Task objective: Restate the listing below word for word, omitting any images.
⟨
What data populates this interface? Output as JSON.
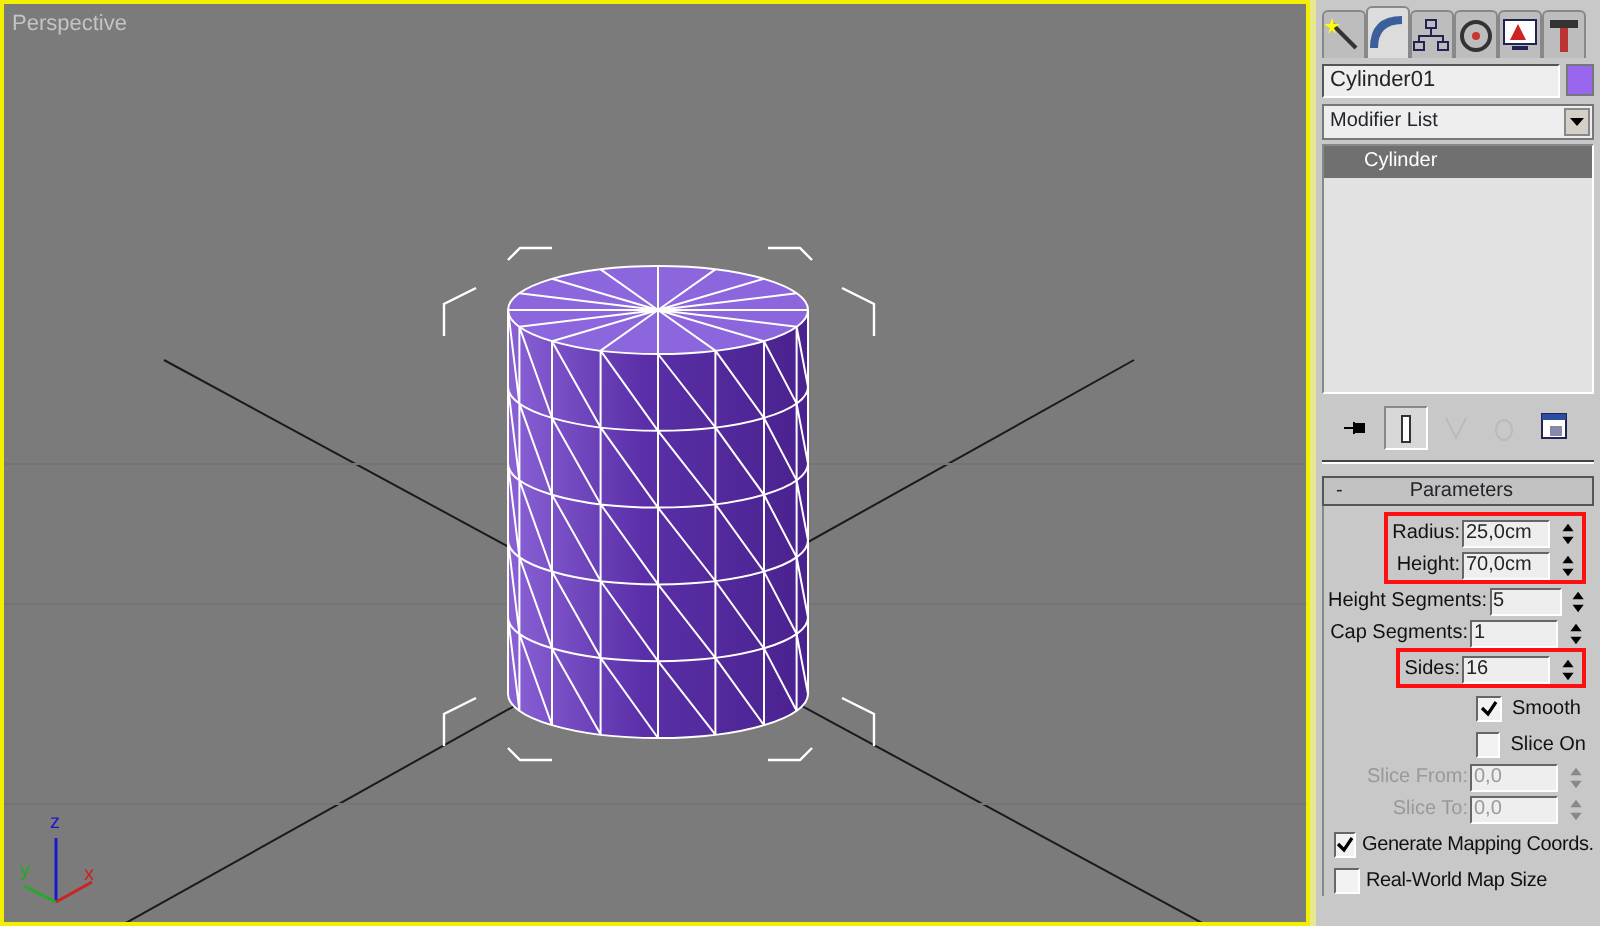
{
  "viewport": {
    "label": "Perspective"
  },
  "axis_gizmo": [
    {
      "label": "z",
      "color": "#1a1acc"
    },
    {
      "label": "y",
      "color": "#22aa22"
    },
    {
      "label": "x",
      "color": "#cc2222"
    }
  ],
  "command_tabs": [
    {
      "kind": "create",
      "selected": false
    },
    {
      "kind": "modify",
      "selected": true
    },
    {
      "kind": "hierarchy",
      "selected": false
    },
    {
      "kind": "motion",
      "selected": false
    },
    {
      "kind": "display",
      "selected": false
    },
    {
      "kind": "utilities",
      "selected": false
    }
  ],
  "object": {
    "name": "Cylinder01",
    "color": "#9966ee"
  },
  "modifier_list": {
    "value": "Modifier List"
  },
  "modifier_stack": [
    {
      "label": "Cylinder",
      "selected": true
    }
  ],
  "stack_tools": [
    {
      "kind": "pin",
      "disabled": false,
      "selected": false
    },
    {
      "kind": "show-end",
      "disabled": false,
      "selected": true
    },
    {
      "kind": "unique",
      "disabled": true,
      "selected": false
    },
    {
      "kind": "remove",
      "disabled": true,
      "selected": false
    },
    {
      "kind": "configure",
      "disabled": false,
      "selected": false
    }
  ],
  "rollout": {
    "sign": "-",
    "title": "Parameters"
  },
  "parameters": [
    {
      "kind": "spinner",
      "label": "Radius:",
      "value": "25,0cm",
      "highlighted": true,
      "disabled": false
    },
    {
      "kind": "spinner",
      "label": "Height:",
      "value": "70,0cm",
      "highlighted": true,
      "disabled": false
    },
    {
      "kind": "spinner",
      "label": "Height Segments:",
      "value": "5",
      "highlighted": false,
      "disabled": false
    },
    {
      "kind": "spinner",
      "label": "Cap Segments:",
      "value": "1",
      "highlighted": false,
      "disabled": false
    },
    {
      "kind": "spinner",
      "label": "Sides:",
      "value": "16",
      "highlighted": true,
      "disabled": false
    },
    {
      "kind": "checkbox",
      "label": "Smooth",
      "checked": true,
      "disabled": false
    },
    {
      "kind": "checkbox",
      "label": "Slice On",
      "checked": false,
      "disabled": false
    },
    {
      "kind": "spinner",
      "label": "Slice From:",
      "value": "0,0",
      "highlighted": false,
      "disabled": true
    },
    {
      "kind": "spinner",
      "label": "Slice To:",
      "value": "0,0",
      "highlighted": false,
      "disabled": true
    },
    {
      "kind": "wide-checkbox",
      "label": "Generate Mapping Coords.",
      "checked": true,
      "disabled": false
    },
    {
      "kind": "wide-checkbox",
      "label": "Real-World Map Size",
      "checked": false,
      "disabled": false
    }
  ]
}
⟩
Full response:
What data populates this interface? Output as JSON.
{
  "viewport": {
    "label": "Perspective"
  },
  "axis_gizmo": [
    {
      "label": "z",
      "color": "#1a1acc"
    },
    {
      "label": "y",
      "color": "#22aa22"
    },
    {
      "label": "x",
      "color": "#cc2222"
    }
  ],
  "command_tabs": [
    {
      "kind": "create",
      "selected": false
    },
    {
      "kind": "modify",
      "selected": true
    },
    {
      "kind": "hierarchy",
      "selected": false
    },
    {
      "kind": "motion",
      "selected": false
    },
    {
      "kind": "display",
      "selected": false
    },
    {
      "kind": "utilities",
      "selected": false
    }
  ],
  "object": {
    "name": "Cylinder01",
    "color": "#9966ee"
  },
  "modifier_list": {
    "value": "Modifier List"
  },
  "modifier_stack": [
    {
      "label": "Cylinder",
      "selected": true
    }
  ],
  "stack_tools": [
    {
      "kind": "pin",
      "disabled": false,
      "selected": false
    },
    {
      "kind": "show-end",
      "disabled": false,
      "selected": true
    },
    {
      "kind": "unique",
      "disabled": true,
      "selected": false
    },
    {
      "kind": "remove",
      "disabled": true,
      "selected": false
    },
    {
      "kind": "configure",
      "disabled": false,
      "selected": false
    }
  ],
  "rollout": {
    "sign": "-",
    "title": "Parameters"
  },
  "parameters": [
    {
      "kind": "spinner",
      "label": "Radius:",
      "value": "25,0cm",
      "highlighted": true,
      "disabled": false
    },
    {
      "kind": "spinner",
      "label": "Height:",
      "value": "70,0cm",
      "highlighted": true,
      "disabled": false
    },
    {
      "kind": "spinner",
      "label": "Height Segments:",
      "value": "5",
      "highlighted": false,
      "disabled": false
    },
    {
      "kind": "spinner",
      "label": "Cap Segments:",
      "value": "1",
      "highlighted": false,
      "disabled": false
    },
    {
      "kind": "spinner",
      "label": "Sides:",
      "value": "16",
      "highlighted": true,
      "disabled": false
    },
    {
      "kind": "checkbox",
      "label": "Smooth",
      "checked": true,
      "disabled": false
    },
    {
      "kind": "checkbox",
      "label": "Slice On",
      "checked": false,
      "disabled": false
    },
    {
      "kind": "spinner",
      "label": "Slice From:",
      "value": "0,0",
      "highlighted": false,
      "disabled": true
    },
    {
      "kind": "spinner",
      "label": "Slice To:",
      "value": "0,0",
      "highlighted": false,
      "disabled": true
    },
    {
      "kind": "wide-checkbox",
      "label": "Generate Mapping Coords.",
      "checked": true,
      "disabled": false
    },
    {
      "kind": "wide-checkbox",
      "label": "Real-World Map Size",
      "checked": false,
      "disabled": false
    }
  ]
}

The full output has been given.